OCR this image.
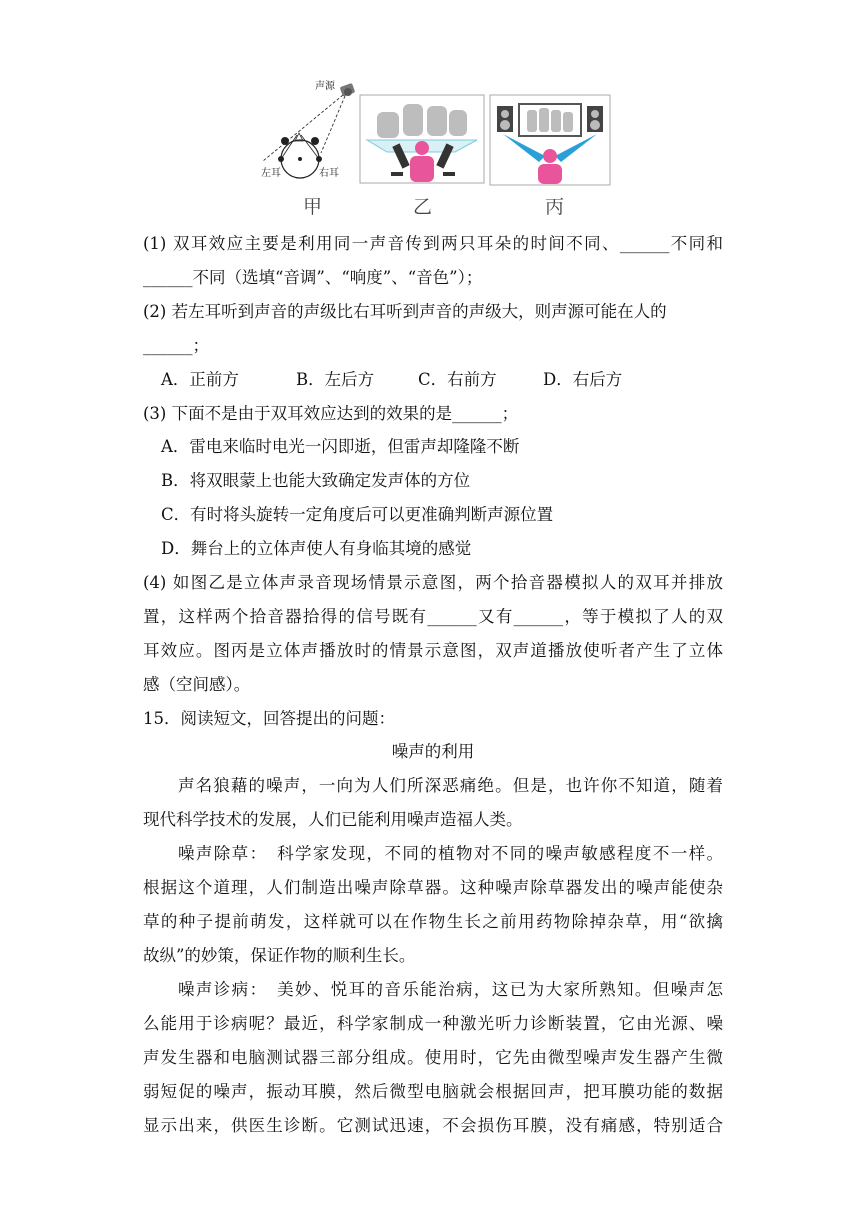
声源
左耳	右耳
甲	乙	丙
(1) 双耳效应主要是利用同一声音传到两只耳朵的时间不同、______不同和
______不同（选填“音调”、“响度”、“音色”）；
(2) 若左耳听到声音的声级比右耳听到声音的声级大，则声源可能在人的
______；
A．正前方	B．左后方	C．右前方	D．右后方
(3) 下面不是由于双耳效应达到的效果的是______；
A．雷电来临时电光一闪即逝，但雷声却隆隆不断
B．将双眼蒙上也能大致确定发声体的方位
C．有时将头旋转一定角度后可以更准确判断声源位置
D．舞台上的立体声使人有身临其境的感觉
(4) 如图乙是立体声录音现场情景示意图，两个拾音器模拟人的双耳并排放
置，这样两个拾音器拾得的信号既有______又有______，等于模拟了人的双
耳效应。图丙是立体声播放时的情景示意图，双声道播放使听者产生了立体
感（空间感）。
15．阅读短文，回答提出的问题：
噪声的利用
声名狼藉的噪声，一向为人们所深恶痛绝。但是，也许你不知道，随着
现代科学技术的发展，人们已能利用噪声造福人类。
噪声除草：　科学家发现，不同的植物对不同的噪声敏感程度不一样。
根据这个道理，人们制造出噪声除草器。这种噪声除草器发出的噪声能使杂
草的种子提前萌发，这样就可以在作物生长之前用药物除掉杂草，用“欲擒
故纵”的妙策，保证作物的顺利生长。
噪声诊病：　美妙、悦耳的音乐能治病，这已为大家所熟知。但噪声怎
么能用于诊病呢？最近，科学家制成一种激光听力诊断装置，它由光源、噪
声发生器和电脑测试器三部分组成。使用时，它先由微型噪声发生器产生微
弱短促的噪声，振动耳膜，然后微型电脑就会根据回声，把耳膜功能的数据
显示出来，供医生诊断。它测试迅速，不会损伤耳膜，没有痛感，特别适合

========================

• **EXERCISE BRIEF**
Give the material again exactly as it is, but keep the pictures out.

• **RESPONSE TO THIS TASK**
OCR this image.
声源
左耳	右耳
甲	乙	丙
(1) 双耳效应主要是利用同一声音传到两只耳朵的时间不同、______不同和
______不同（选填“音调”、“响度”、“音色”）；
(2) 若左耳听到声音的声级比右耳听到声音的声级大，则声源可能在人的
______；
A．正前方	B．左后方	C．右前方	D．右后方
(3) 下面不是由于双耳效应达到的效果的是______；
A．雷电来临时电光一闪即逝，但雷声却隆隆不断
B．将双眼蒙上也能大致确定发声体的方位
C．有时将头旋转一定角度后可以更准确判断声源位置
D．舞台上的立体声使人有身临其境的感觉
(4) 如图乙是立体声录音现场情景示意图，两个拾音器模拟人的双耳并排放
置，这样两个拾音器拾得的信号既有______又有______，等于模拟了人的双
耳效应。图丙是立体声播放时的情景示意图，双声道播放使听者产生了立体
感（空间感）。
15．阅读短文，回答提出的问题：
噪声的利用
声名狼藉的噪声，一向为人们所深恶痛绝。但是，也许你不知道，随着
现代科学技术的发展，人们已能利用噪声造福人类。
噪声除草：　科学家发现，不同的植物对不同的噪声敏感程度不一样。
根据这个道理，人们制造出噪声除草器。这种噪声除草器发出的噪声能使杂
草的种子提前萌发，这样就可以在作物生长之前用药物除掉杂草，用“欲擒
故纵”的妙策，保证作物的顺利生长。
噪声诊病：　美妙、悦耳的音乐能治病，这已为大家所熟知。但噪声怎
么能用于诊病呢？最近，科学家制成一种激光听力诊断装置，它由光源、噪
声发生器和电脑测试器三部分组成。使用时，它先由微型噪声发生器产生微
弱短促的噪声，振动耳膜，然后微型电脑就会根据回声，把耳膜功能的数据
显示出来，供医生诊断。它测试迅速，不会损伤耳膜，没有痛感，特别适合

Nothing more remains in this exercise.